**Given request**
All of the material should be reproduced exactly, with pictures left out.

**Material shown**

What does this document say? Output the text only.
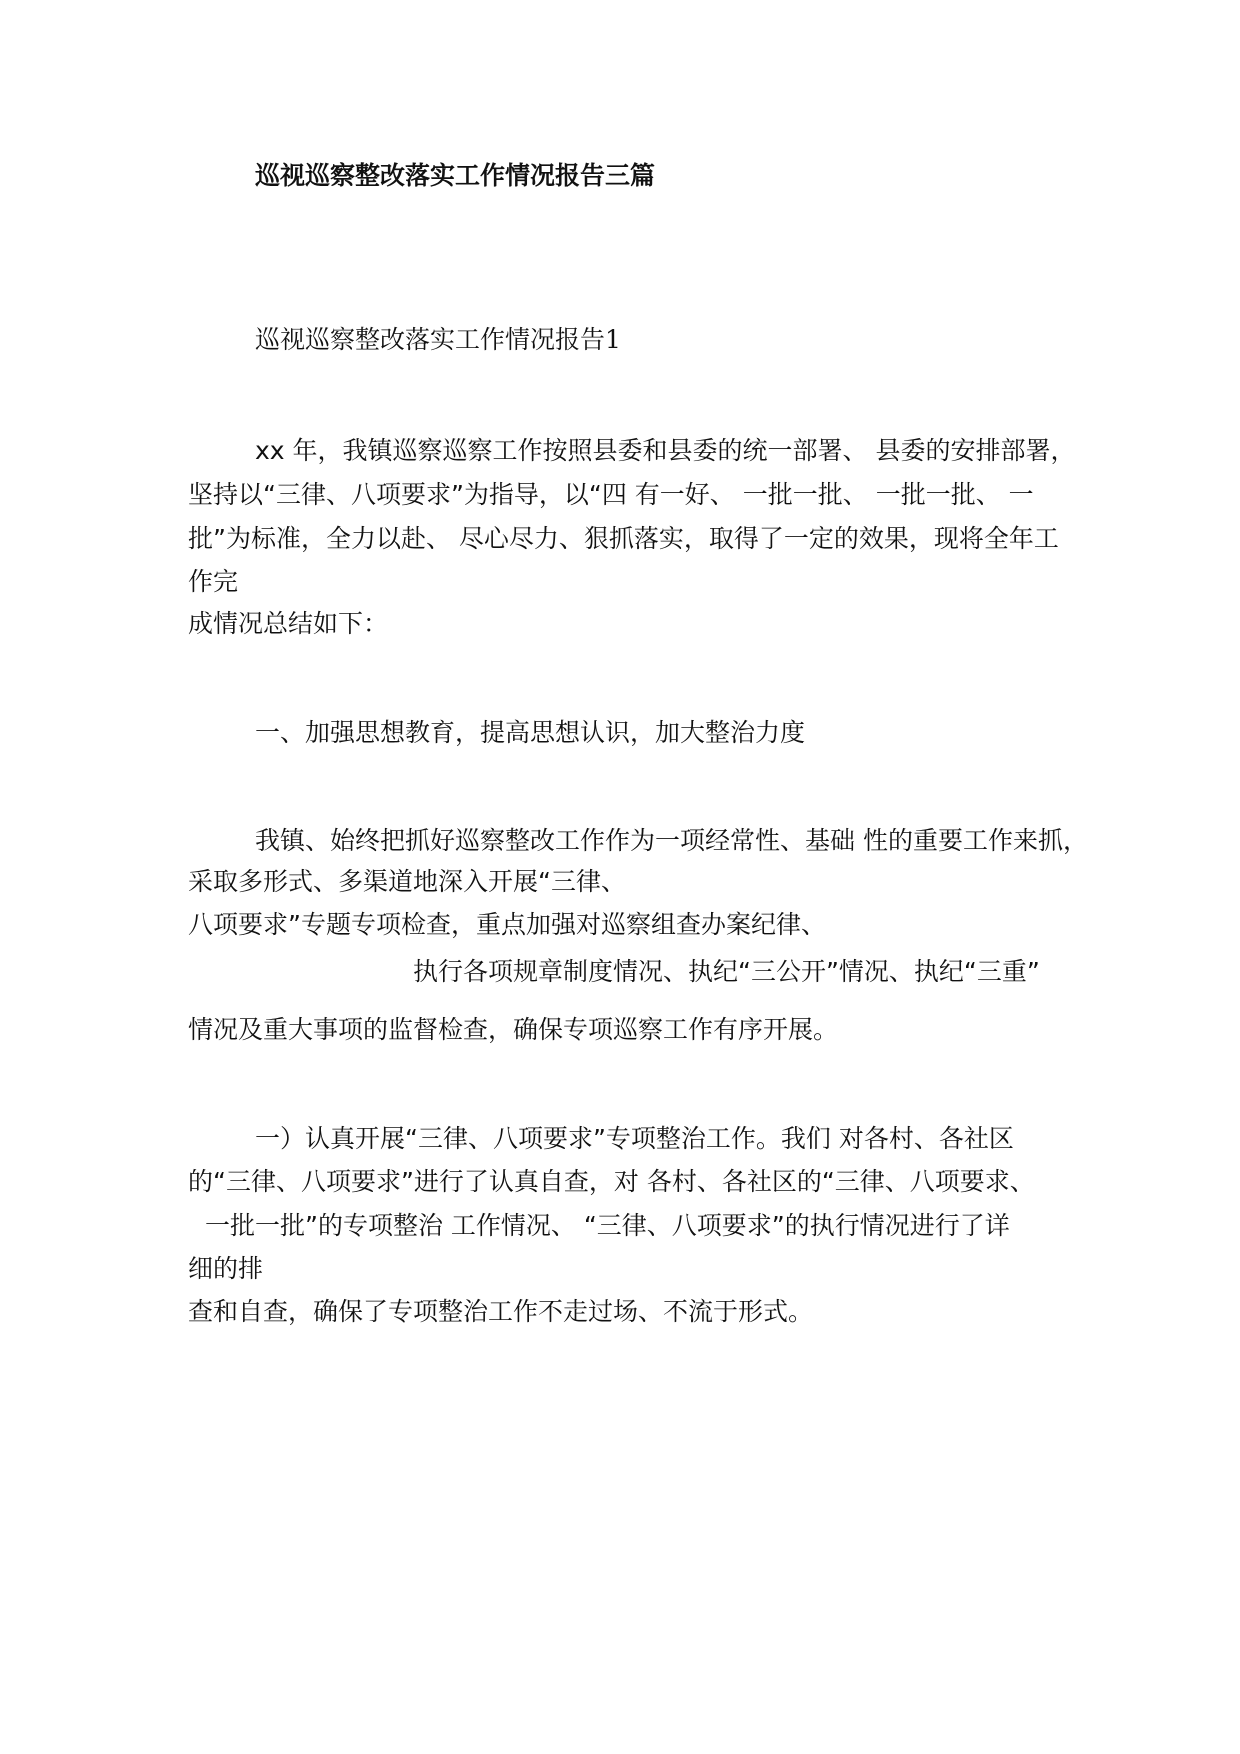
巡视巡察整改落实工作情况报告三篇
巡视巡察整改落实工作情况报告1
xx 年，我镇巡察巡察工作按照县委和县委的统一部署、 县委的安排部署，
坚持以“三律、八项要求”为指导，以“四 有一好、 一批一批、 一批一批、 一
批”为标准，全力以赴、 尽心尽力、狠抓落实，取得了一定的效果，现将全年工
作完
成情况总结如下：
一、加强思想教育，提高思想认识，加大整治力度
我镇、始终把抓好巡察整改工作作为一项经常性、基础 性的重要工作来抓，
采取多形式、多渠道地深入开展“三律、
八项要求”专题专项检查，重点加强对巡察组查办案纪律、
执行各项规章制度情况、执纪“三公开”情况、执纪“三重”
情况及重大事项的监督检查，确保专项巡察工作有序开展。
一）认真开展“三律、八项要求”专项整治工作。我们 对各村、各社区
的“三律、八项要求”进行了认真自查，对 各村、各社区的“三律、八项要求、
一批一批”的专项整治 工作情况、 “三律、八项要求”的执行情况进行了详
细的排
查和自查，确保了专项整治工作不走过场、不流于形式。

**Task answer**
What does this document say? Output the text only.
巡视巡察整改落实工作情况报告三篇
巡视巡察整改落实工作情况报告1
xx 年，我镇巡察巡察工作按照县委和县委的统一部署、 县委的安排部署，
坚持以“三律、八项要求”为指导，以“四 有一好、 一批一批、 一批一批、 一
批”为标准，全力以赴、 尽心尽力、狠抓落实，取得了一定的效果，现将全年工
作完
成情况总结如下：
一、加强思想教育，提高思想认识，加大整治力度
我镇、始终把抓好巡察整改工作作为一项经常性、基础 性的重要工作来抓，
采取多形式、多渠道地深入开展“三律、
八项要求”专题专项检查，重点加强对巡察组查办案纪律、
执行各项规章制度情况、执纪“三公开”情况、执纪“三重”
情况及重大事项的监督检查，确保专项巡察工作有序开展。
一）认真开展“三律、八项要求”专项整治工作。我们 对各村、各社区
的“三律、八项要求”进行了认真自查，对 各村、各社区的“三律、八项要求、
一批一批”的专项整治 工作情况、 “三律、八项要求”的执行情况进行了详
细的排
查和自查，确保了专项整治工作不走过场、不流于形式。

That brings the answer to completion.